>> begin Task data

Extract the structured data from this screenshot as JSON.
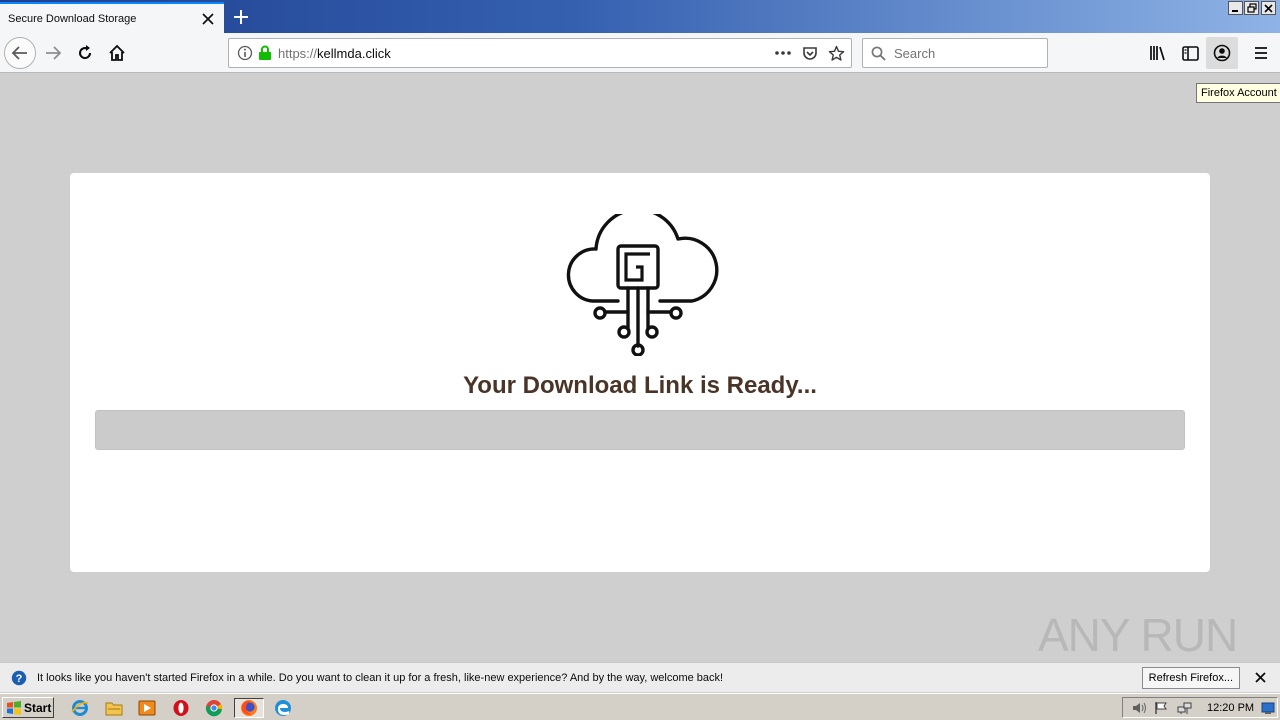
{
  "browser": {
    "tab_title": "Secure Download Storage",
    "url_protocol": "https://",
    "url_host": "kellmda.click",
    "search_placeholder": "Search",
    "tooltip": "Firefox Account"
  },
  "page": {
    "headline": "Your Download Link is Ready...",
    "progress_fraction": 0.0,
    "watermark": "ANY RUN"
  },
  "notification": {
    "message": "It looks like you haven't started Firefox in a while. Do you want to clean it up for a fresh, like-new experience? And by the way, welcome back!",
    "button_label": "Refresh Firefox..."
  },
  "taskbar": {
    "start_label": "Start",
    "clock": "12:20 PM",
    "apps": [
      "ie-icon",
      "explorer-icon",
      "media-player-icon",
      "opera-icon",
      "chrome-icon",
      "firefox-icon",
      "edge-icon"
    ]
  },
  "colors": {
    "headline": "#4a3427",
    "accent": "#0a84ff",
    "page_bg": "#cfcfcf"
  }
}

>> end Task data

__Task prompt__
Repeat the listing in full and exactly. Do not include any images.

__Correct result__
Extract the structured data from this screenshot as JSON.
{
  "browser": {
    "tab_title": "Secure Download Storage",
    "url_protocol": "https://",
    "url_host": "kellmda.click",
    "search_placeholder": "Search",
    "tooltip": "Firefox Account"
  },
  "page": {
    "headline": "Your Download Link is Ready...",
    "progress_fraction": 0.0,
    "watermark": "ANY RUN"
  },
  "notification": {
    "message": "It looks like you haven't started Firefox in a while. Do you want to clean it up for a fresh, like-new experience? And by the way, welcome back!",
    "button_label": "Refresh Firefox..."
  },
  "taskbar": {
    "start_label": "Start",
    "clock": "12:20 PM",
    "apps": [
      "ie-icon",
      "explorer-icon",
      "media-player-icon",
      "opera-icon",
      "chrome-icon",
      "firefox-icon",
      "edge-icon"
    ]
  },
  "colors": {
    "headline": "#4a3427",
    "accent": "#0a84ff",
    "page_bg": "#cfcfcf"
  }
}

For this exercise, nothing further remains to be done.